■ Exercise requirements ■
In the listing below, count the lines with "using" and report only the figure.

Extracted records:
────
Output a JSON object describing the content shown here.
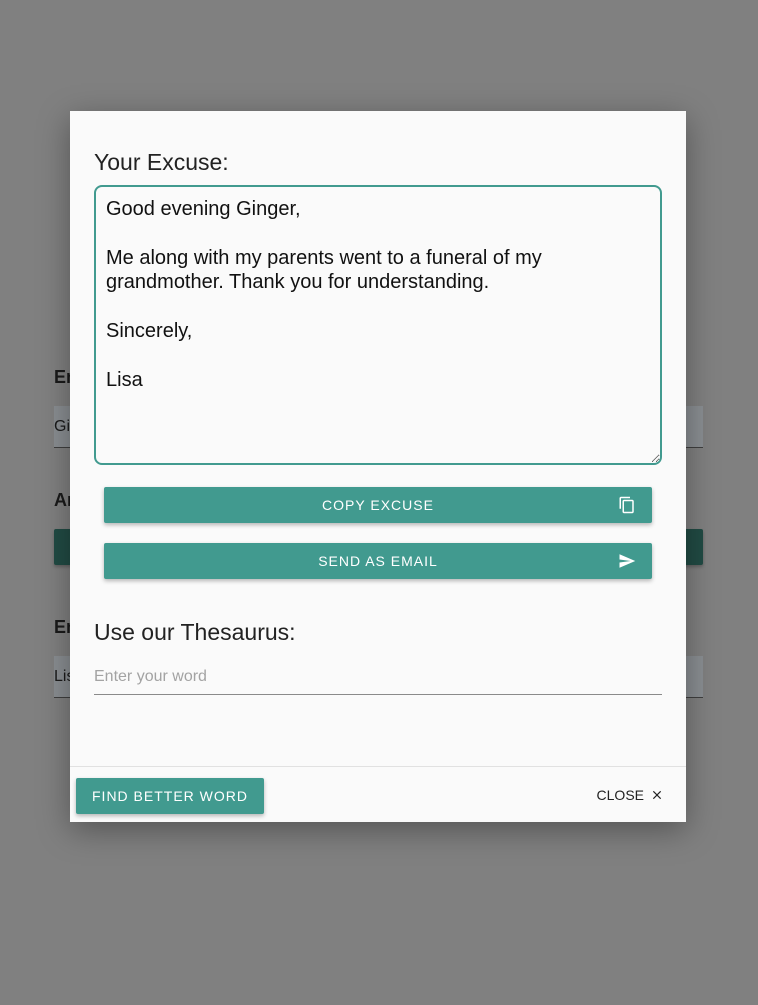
{
  "background": {
    "label_1": "Em",
    "field_1": "Gi",
    "label_2": "An",
    "label_3": "Em",
    "field_3": "Lis"
  },
  "modal": {
    "title": "Your Excuse:",
    "excuse_text": "Good evening Ginger,\n\nMe along with my parents went to a funeral of my grandmother. Thank you for understanding.\n\nSincerely,\n\nLisa",
    "copy_button": "COPY EXCUSE",
    "email_button": "SEND AS EMAIL",
    "thesaurus_title": "Use our Thesaurus:",
    "word_placeholder": "Enter your word",
    "find_button": "FIND BETTER WORD",
    "close_button": "CLOSE"
  },
  "icons": {
    "copy": "copy-icon",
    "send": "send-icon",
    "close": "close-icon"
  },
  "colors": {
    "accent": "#419a8f",
    "overlay": "#808080"
  }
}
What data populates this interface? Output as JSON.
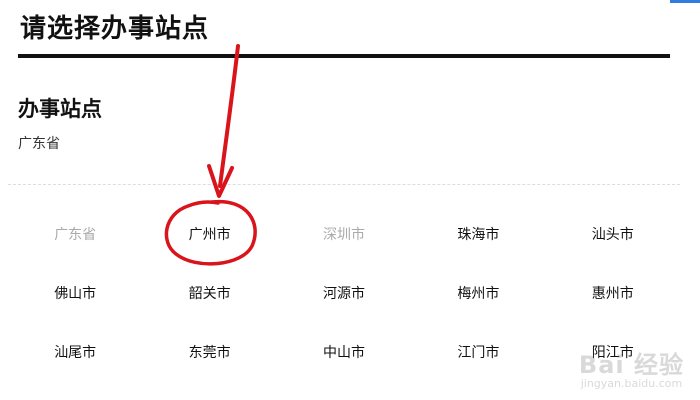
{
  "page": {
    "title": "请选择办事站点"
  },
  "section": {
    "title": "办事站点",
    "subtitle": "广东省"
  },
  "cities": [
    {
      "name": "广东省",
      "disabled": true
    },
    {
      "name": "广州市",
      "disabled": false
    },
    {
      "name": "深圳市",
      "disabled": true
    },
    {
      "name": "珠海市",
      "disabled": false
    },
    {
      "name": "汕头市",
      "disabled": false
    },
    {
      "name": "佛山市",
      "disabled": false
    },
    {
      "name": "韶关市",
      "disabled": false
    },
    {
      "name": "河源市",
      "disabled": false
    },
    {
      "name": "梅州市",
      "disabled": false
    },
    {
      "name": "惠州市",
      "disabled": false
    },
    {
      "name": "汕尾市",
      "disabled": false
    },
    {
      "name": "东莞市",
      "disabled": false
    },
    {
      "name": "中山市",
      "disabled": false
    },
    {
      "name": "江门市",
      "disabled": false
    },
    {
      "name": "阳江市",
      "disabled": false
    }
  ],
  "annotation": {
    "color": "#d9141b"
  },
  "watermark": {
    "main": "Bai 经验",
    "sub": "jingyan.baidu.com"
  }
}
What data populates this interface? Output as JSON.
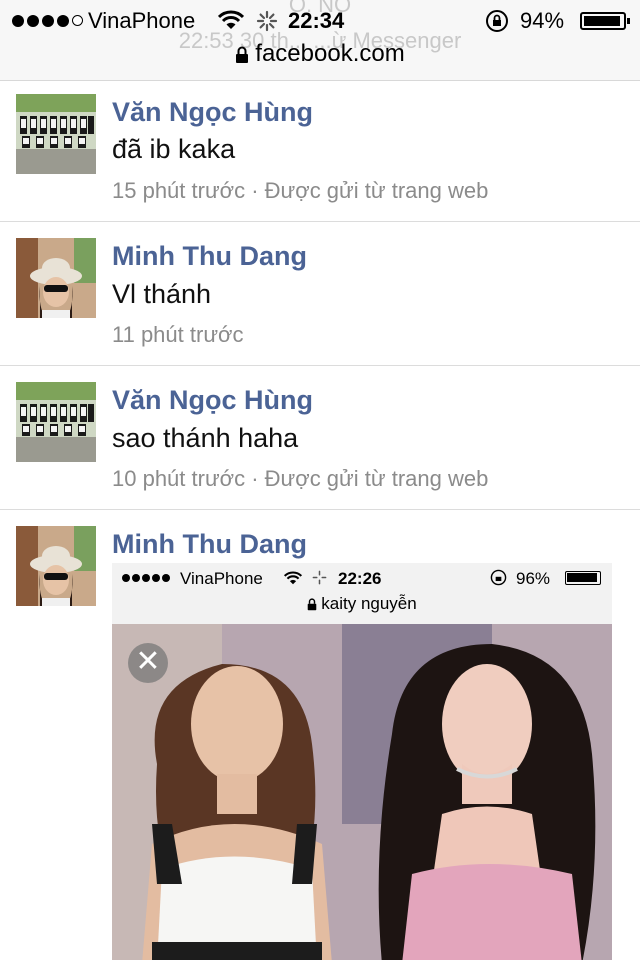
{
  "status_bar": {
    "carrier": "VinaPhone",
    "time": "22:34",
    "battery": "94%",
    "battery_level": 0.94,
    "url": "facebook.com",
    "ghost_top": "Ô. NO",
    "ghost_text": "22:53 30 th... ...ừ Messenger"
  },
  "messages": [
    {
      "name": "Văn Ngọc Hùng",
      "text": "đã ib kaka",
      "meta": "15 phút trước · Được gửi từ trang web",
      "avatar": "group-photo-avatar"
    },
    {
      "name": "Minh Thu Dang",
      "text": "Vl thánh",
      "meta": "11 phút trước",
      "avatar": "woman-hat-avatar"
    },
    {
      "name": "Văn Ngọc Hùng",
      "text": "sao thánh haha",
      "meta": "10 phút trước · Được gửi từ trang web",
      "avatar": "group-photo-avatar"
    },
    {
      "name": "Minh Thu Dang",
      "avatar": "woman-hat-avatar"
    }
  ],
  "attachment": {
    "carrier": "VinaPhone",
    "time": "22:26",
    "battery": "96%",
    "battery_level": 0.96,
    "address": "kaity nguyễn",
    "close_icon": "close-icon"
  },
  "colors": {
    "name": "#4b6395",
    "meta": "#8b8b8b",
    "divider": "#dcdcdc"
  }
}
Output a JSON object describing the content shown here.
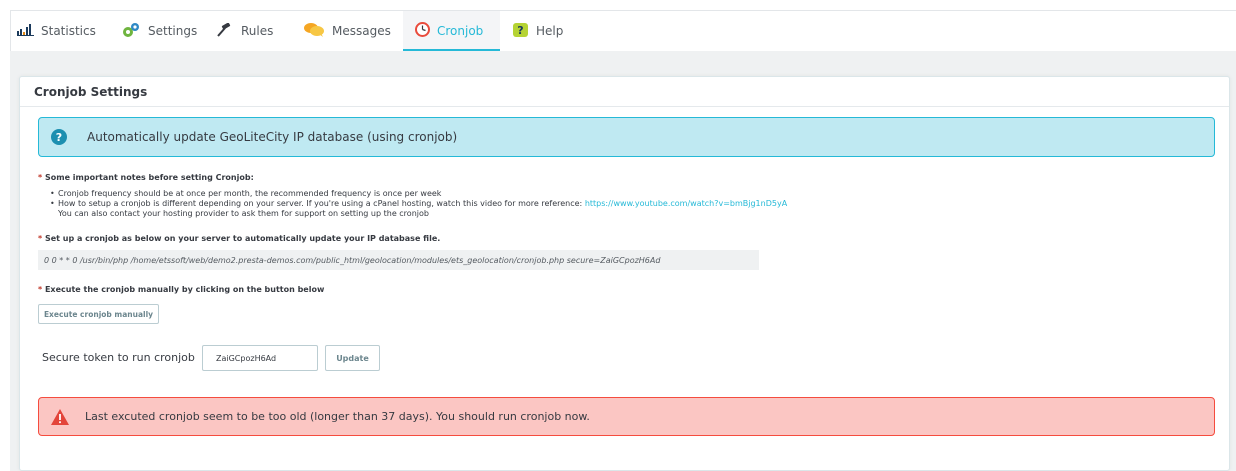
{
  "tabs": [
    {
      "label": "Statistics",
      "icon": "bar-chart-icon",
      "active": false
    },
    {
      "label": "Settings",
      "icon": "gears-icon",
      "active": false
    },
    {
      "label": "Rules",
      "icon": "gavel-icon",
      "active": false
    },
    {
      "label": "Messages",
      "icon": "chat-bubble-icon",
      "active": false
    },
    {
      "label": "Cronjob",
      "icon": "clock-icon",
      "active": true
    },
    {
      "label": "Help",
      "icon": "help-question-icon",
      "active": false
    }
  ],
  "panel": {
    "title": "Cronjob Settings",
    "info_alert": "Automatically update GeoLiteCity IP database (using cronjob)",
    "notes_heading": "Some important notes before setting Cronjob:",
    "notes": {
      "item1": "Cronjob frequency should be at once per month, the recommended frequency is once per week",
      "item2": "How to setup a cronjob is different depending on your server. If you're using a cPanel hosting, watch this video for more reference:",
      "item2_link": "https://www.youtube.com/watch?v=bmBjg1nD5yA",
      "item2_cont": "You can also contact your hosting provider to ask them for support on setting up the cronjob"
    },
    "setup_heading": "Set up a cronjob as below on your server to automatically update your IP database file.",
    "cron_command": "0 0 * * 0 /usr/bin/php /home/etssoft/web/demo2.presta-demos.com/public_html/geolocation/modules/ets_geolocation/cronjob.php secure=ZaiGCpozH6Ad",
    "execute_heading": "Execute the cronjob manually by clicking on the button below",
    "execute_button": "Execute cronjob manually",
    "token_label": "Secure token to run cronjob",
    "token_value": "ZaiGCpozH6Ad",
    "update_button": "Update",
    "danger_alert": "Last excuted cronjob seem to be too old (longer than 37 days). You should run cronjob now."
  },
  "colors": {
    "accent": "#25b9d7",
    "info_bg": "#bfe9f2",
    "danger_bg": "#fbc6c3",
    "danger_border": "#f54c3e",
    "required": "#c0392b"
  }
}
────
■ Right answer ■
2